■ **Exercise objective**
Count how many lines of the material contain the string "project", then give that number and nothing more.
** START Working data **
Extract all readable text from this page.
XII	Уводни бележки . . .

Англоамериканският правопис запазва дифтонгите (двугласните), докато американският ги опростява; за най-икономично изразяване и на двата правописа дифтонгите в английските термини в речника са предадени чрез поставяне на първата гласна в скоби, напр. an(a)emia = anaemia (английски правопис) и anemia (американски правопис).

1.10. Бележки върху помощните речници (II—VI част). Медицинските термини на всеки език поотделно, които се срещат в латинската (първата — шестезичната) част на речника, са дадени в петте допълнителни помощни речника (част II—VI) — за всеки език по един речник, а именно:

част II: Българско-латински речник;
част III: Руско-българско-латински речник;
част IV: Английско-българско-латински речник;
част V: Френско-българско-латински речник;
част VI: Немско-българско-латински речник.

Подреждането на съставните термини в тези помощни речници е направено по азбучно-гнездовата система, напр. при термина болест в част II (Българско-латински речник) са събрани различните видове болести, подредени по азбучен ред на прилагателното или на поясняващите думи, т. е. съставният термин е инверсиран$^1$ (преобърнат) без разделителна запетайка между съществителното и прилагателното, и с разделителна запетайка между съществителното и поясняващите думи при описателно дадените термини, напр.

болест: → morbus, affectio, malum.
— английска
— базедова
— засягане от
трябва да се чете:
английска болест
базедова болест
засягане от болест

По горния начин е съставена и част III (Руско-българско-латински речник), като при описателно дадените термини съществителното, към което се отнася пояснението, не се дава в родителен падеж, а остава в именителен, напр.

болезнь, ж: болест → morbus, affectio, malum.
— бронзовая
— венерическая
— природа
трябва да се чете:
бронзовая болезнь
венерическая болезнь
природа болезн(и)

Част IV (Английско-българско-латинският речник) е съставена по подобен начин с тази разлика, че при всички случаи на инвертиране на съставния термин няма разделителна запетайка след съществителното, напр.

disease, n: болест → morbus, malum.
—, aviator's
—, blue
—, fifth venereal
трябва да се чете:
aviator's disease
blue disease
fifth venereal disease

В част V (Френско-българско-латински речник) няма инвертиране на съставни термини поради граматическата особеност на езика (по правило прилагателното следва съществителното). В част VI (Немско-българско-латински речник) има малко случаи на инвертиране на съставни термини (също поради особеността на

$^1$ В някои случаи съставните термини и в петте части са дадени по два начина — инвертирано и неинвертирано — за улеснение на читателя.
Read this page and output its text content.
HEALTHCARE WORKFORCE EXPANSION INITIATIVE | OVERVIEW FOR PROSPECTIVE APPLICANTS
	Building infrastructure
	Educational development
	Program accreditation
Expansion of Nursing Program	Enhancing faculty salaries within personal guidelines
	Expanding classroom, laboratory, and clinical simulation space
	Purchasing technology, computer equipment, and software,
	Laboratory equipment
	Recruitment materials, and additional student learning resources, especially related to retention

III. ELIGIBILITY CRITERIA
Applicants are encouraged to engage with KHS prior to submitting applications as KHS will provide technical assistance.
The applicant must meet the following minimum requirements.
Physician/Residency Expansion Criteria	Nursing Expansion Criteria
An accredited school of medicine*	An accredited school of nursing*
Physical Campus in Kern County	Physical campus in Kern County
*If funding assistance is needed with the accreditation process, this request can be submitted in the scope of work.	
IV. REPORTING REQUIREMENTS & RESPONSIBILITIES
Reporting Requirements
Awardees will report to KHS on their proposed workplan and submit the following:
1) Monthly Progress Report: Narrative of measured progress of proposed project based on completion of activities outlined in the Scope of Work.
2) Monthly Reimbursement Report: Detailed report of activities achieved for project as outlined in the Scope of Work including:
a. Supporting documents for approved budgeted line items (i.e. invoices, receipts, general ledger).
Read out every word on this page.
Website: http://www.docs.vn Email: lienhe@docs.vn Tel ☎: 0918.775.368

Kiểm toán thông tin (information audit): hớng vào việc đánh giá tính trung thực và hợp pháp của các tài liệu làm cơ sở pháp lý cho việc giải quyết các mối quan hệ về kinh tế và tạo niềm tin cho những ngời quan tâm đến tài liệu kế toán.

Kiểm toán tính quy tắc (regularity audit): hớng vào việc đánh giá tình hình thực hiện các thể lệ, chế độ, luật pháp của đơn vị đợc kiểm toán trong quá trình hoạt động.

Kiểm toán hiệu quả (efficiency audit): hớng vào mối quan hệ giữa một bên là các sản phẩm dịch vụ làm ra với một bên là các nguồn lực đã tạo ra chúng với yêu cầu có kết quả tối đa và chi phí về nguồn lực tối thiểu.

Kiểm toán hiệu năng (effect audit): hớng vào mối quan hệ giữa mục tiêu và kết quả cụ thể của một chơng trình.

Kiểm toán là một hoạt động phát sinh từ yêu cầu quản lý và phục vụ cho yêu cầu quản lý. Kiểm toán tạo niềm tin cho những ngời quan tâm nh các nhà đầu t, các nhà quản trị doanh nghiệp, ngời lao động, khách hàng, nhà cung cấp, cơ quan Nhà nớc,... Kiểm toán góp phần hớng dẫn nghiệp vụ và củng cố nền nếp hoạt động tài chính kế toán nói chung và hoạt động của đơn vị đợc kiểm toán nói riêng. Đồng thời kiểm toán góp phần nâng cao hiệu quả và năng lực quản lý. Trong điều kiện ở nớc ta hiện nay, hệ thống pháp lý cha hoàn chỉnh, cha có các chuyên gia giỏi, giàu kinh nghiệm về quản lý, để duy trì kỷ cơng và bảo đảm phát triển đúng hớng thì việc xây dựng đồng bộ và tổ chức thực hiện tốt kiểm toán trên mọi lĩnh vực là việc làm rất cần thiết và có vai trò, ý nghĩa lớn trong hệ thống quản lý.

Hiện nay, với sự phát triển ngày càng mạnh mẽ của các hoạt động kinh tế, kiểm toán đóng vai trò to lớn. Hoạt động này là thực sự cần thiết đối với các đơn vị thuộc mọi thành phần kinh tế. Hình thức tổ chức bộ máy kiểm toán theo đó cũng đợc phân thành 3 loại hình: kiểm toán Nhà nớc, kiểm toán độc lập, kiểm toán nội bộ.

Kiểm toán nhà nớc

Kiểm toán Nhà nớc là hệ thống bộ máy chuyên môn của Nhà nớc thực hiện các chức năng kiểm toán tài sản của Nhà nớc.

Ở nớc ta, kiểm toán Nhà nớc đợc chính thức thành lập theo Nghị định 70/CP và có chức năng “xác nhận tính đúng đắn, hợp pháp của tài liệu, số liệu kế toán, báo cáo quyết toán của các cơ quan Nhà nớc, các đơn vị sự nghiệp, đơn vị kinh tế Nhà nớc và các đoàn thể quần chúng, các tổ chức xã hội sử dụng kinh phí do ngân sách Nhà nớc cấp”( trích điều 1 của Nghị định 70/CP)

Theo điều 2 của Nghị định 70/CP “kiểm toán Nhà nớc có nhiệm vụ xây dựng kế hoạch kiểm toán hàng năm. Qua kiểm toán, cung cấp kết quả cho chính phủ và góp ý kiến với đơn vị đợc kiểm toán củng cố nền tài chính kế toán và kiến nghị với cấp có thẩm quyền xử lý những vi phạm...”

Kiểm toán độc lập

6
** END Working data **
■ **Written solution**
2